Text segment >>
## start

Momentum doesn’t require us to have that insight. It’s a generic, (in a mathematical sense) it’s a weak detector, it’s a weak learner. In doing so it gives us a modest degree of capturing any particular feature, even if we don’t know what that feature is, or what that factor is, or what that even is ahead of time.
So, that’s the first way you can think about how we go about managing this adaptiveness in a very, very coarse, cursory way at AlphaSimplex. It’s by allowing investors to have access to momentum at (what we think of) as a very cost-effective format. I won’t go any further than that for compliance reasons.
The second aspect is how do we follow that momentum, how do we build those signals, how do we apply that detection? So there are… When you’re asking formulation, again, there are two different sleeves or two different paths that you can take. One is that you can be very broadly diversified and I’m not just talking about across assets or across trend horizons (which, again, I’m sure you‘ve spoken at length before on this podcast) but also approach.
Different trend models (be it a simple moving average, or a breakout model, or a dual moving average crossover, or something more exotic like a synthetic option straddle), they all behave, in general, like momentum, like trend. But, they all behave differently at different points in time based on differences in their definitions. They have different emphasis on very short-term behavior.
So, a simple moving average cares just as much about the return yesterday as it cares about the return a year ago on that day. A dual moving average crossover really doesn’t have much weight at all on what happened yesterday. It cares a lot about what happened at the particular moving average horizon - so if it’s a twenty day versus a hundred day, it cares a lot about what happened twenty days ago. So, those differences in definition lead to different outcomes.
So, if you’re going through a market that has a lot of mean reversion to it, maybe a dual moving average crossover is the way to go. But if you’re going through an environment that is very trendy, then a simple moving average might be the best way to go or even an exponentially weighted process which cares a lot about what happened yesterday and very little about what happened in the past.
The trick is you never know ahead of time which of those is going to be more successful. So, one way you can go about that problem is to combine the methodologies, to take a diversified approach, to take a weighted combination of those mechanisms. Another thing you can do is to try to build into your algorithms some ability of saying, “Actually, right now I should be very reactive, or I should be very conservative. I should be very, very tolerant of short-term noise.” The trick, of course, is how do you do that?
In trend following, you can say that there are only a few things that vary between managers. One of the big ones is how you relatively weight the trends that you see. Well, a lot of that comes down to what is that function. One of the ways that we think we add value is to add some dynamism to that - to try to learn from the data what that weighting is and to allow our algorithms, to allow our systems, to change over time in the lessons that they learn and in the functional response, the amount of weight that we give for a given signal.
Now, let me add a thousand caveats here. There are some really, really great ways to lose money by trying to highlight or trying to overfit a historical period. A really simple mechanism to try to really hone in on what worked really well in a situation like today, would be to go back in time and find the five, or the ten, or the fifty days that looked most like today under some feature set and to do exactly what was the optimal thing to do on those days, in the past.
I would be willing to bet you a fair amount of money that you would have two outcomes. One, your variation of positions would be huge. Your transactions costs would be huge. Your turnover would be monstrous, and you’d lose as a result. Maybe the signal might have a little bit of alpha, but probably not, it’s probably all statistical noise, but you will have cost, that is known, that is a given. On the other side, you could not try to make any of these decisions. You could just take that diversified approach that I was talking about before.

## end

Problem to solve >>
Can you carry the trend-following discussion forward from its final sentence?

Source material >>

## start

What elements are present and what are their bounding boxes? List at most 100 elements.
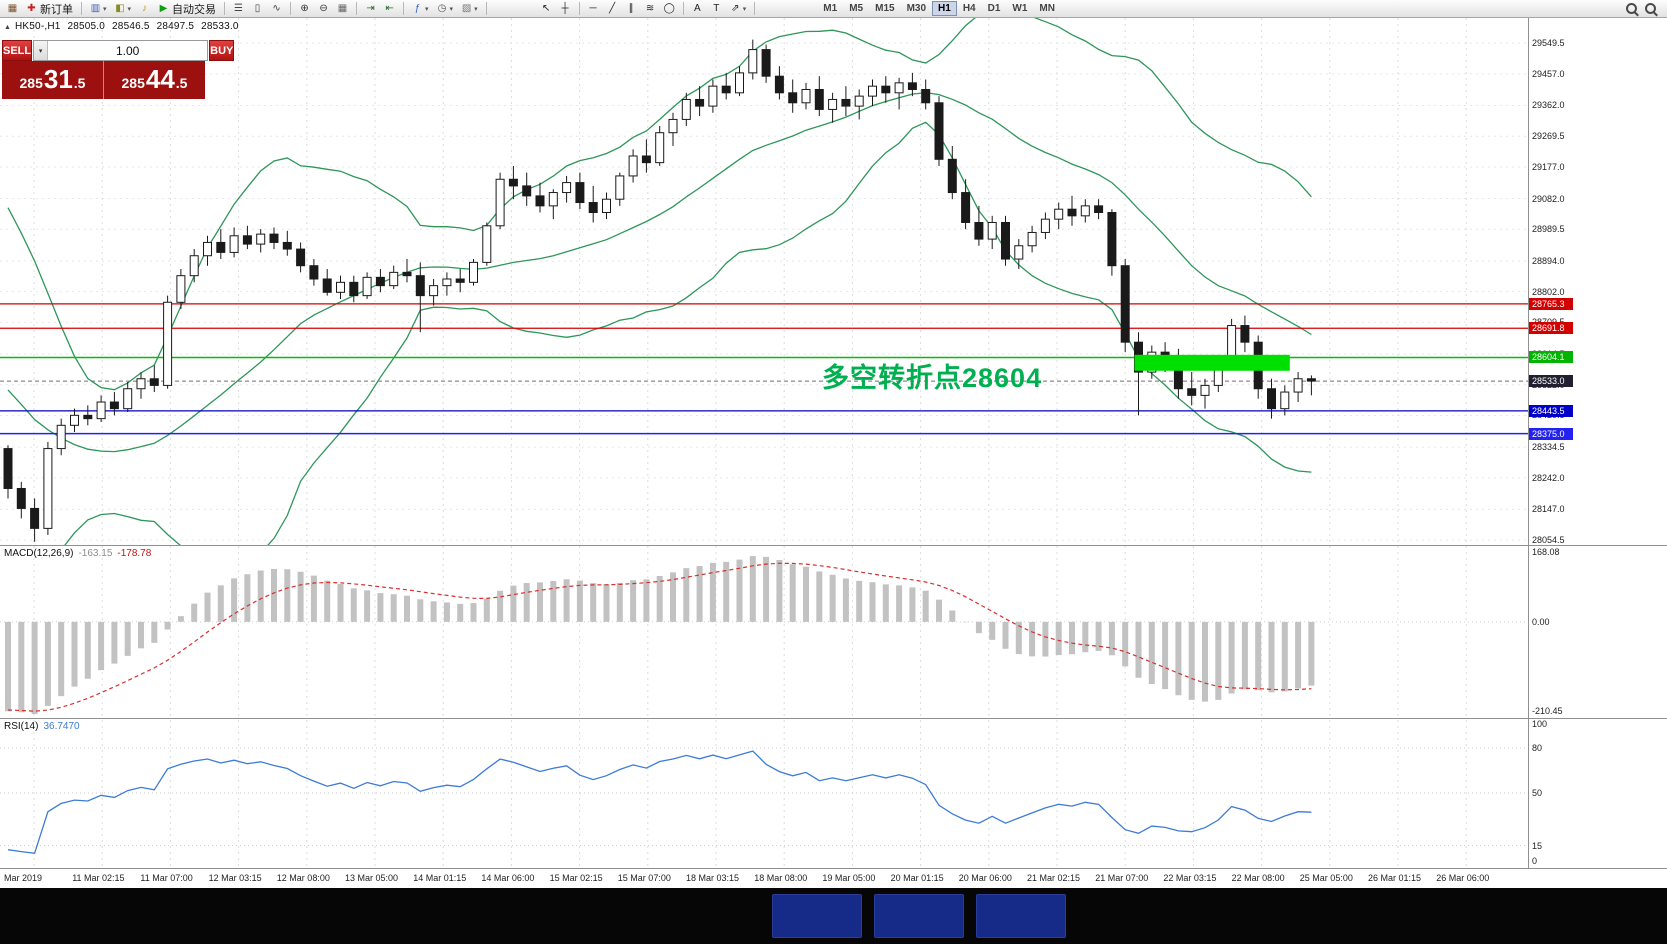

## end

Response >>
We think the optimal answer is somewhere in between. The trick is, for us, to figure out how adaptive our model should be, how specific, by market, they should be, and more specifically, how can we let our models shape themselves to each market and shape themselves to changes over time to best capture that return.
That, if I was going to describe anything, is where we spend a majority of our time and a majority of our effort (at least from an algorithm design perspective) in terms of adding value within our managed futures program. That’s what we mean by adaptation. Diversification, but also trying to hone in on how do we make that balance between overfit, but perfectly matched and overly generalized?
So Rob, not to use the common buzz word in our field, but it sounds like you’re using an adaptive that you may be using some machine learning type approaches. Could you elaborate a little bit more on that and what is your background with machine learning and how do you think about it in this space?
So, it’s absolutely machine learning. I think you’re right that machine learning is this incredible buzz word today, and for many people, it’s not something that they really ran into more than a year or two ago. My background is in statistics. My background is in statistics, and I got my degree in statistics back before statistics was a sexy field. When I was an undergrad, I was one of two statisticians in the field. I had a faculty teacher ratio of one to five, one being the undergrad, five being the faculty. That’s why I went into statistics, truth be told.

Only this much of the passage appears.